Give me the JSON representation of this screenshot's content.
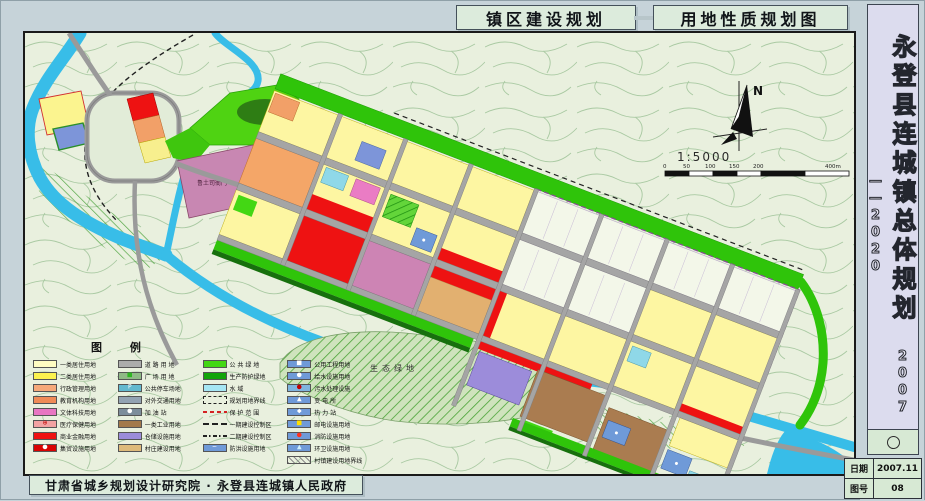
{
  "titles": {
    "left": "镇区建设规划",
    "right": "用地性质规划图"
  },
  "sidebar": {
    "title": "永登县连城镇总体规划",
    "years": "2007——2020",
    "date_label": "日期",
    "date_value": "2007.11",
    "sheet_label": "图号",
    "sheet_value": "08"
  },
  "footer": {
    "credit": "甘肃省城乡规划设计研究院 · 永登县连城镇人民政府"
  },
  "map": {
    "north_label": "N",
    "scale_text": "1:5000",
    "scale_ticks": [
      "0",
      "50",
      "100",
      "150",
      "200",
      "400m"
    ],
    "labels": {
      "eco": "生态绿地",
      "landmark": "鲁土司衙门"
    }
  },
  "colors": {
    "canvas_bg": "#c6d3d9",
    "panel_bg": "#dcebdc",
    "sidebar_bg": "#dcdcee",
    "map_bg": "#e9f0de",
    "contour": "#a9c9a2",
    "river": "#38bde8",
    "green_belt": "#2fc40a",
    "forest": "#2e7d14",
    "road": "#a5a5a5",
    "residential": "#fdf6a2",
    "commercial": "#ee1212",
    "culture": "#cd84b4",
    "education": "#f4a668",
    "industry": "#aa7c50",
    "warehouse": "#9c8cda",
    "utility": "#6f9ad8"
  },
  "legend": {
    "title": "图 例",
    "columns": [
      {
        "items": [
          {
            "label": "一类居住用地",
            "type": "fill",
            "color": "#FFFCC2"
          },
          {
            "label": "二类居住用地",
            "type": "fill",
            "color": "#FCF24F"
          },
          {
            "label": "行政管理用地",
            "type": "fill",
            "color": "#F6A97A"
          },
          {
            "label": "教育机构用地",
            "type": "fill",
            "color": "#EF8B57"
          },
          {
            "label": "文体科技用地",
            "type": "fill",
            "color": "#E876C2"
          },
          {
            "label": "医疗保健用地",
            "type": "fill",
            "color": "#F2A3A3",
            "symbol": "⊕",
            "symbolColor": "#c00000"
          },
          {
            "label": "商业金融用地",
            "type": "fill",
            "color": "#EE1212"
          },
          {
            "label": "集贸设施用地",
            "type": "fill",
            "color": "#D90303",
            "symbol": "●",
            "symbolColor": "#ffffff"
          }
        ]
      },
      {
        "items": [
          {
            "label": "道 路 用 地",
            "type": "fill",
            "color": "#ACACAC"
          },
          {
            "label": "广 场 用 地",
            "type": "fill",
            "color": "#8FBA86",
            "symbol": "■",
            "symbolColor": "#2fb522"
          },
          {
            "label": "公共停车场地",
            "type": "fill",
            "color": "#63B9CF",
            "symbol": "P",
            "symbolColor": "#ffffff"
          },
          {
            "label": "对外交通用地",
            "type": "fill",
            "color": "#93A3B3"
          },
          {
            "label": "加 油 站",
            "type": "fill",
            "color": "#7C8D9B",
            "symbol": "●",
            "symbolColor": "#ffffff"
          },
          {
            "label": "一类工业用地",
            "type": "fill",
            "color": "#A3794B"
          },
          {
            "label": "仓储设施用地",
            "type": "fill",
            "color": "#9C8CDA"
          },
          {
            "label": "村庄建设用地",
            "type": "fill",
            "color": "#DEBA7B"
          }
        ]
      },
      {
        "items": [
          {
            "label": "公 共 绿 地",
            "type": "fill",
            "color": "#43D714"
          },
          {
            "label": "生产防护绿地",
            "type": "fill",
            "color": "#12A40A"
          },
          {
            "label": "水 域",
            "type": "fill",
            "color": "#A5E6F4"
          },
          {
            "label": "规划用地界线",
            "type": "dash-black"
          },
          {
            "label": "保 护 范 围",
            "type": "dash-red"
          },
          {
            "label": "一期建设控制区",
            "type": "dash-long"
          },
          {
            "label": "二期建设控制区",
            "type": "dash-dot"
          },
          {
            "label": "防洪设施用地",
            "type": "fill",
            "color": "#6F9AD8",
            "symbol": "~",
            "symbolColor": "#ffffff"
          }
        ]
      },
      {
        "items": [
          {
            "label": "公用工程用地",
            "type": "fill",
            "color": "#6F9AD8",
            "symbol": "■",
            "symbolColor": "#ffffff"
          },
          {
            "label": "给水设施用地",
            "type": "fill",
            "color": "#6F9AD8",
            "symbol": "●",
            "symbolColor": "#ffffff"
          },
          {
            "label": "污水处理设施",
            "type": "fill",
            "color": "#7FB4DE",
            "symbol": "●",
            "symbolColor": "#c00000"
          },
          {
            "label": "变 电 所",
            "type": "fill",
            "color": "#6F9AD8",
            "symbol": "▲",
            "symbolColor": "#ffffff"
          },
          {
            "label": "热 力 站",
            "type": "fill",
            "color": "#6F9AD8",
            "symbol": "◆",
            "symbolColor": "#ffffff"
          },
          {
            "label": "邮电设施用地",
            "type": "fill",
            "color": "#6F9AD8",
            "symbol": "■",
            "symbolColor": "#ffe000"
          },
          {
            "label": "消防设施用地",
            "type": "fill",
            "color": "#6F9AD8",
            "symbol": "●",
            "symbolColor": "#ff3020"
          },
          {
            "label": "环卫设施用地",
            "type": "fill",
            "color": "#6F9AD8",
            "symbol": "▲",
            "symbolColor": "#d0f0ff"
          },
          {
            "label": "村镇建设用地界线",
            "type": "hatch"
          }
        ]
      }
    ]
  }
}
==
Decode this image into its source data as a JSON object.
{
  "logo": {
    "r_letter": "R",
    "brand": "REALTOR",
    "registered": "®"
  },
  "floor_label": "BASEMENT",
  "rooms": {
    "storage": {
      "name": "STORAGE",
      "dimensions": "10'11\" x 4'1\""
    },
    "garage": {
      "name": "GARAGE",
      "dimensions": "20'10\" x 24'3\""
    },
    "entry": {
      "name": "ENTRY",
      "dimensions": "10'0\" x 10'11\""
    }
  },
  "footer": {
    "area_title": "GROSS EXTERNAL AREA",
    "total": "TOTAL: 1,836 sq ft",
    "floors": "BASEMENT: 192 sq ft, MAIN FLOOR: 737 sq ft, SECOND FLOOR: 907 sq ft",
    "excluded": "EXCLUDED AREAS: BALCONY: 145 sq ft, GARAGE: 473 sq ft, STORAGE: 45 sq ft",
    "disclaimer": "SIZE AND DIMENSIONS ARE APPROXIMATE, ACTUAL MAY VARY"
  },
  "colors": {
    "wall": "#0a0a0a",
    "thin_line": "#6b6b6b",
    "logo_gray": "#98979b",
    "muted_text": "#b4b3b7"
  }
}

EXERCISE - Collect every line from the records above that contains the word "this".

CORRECT ANSWER -
Give me the JSON representation of this screenshot's content.
Decode this image into its source data as a JSON object.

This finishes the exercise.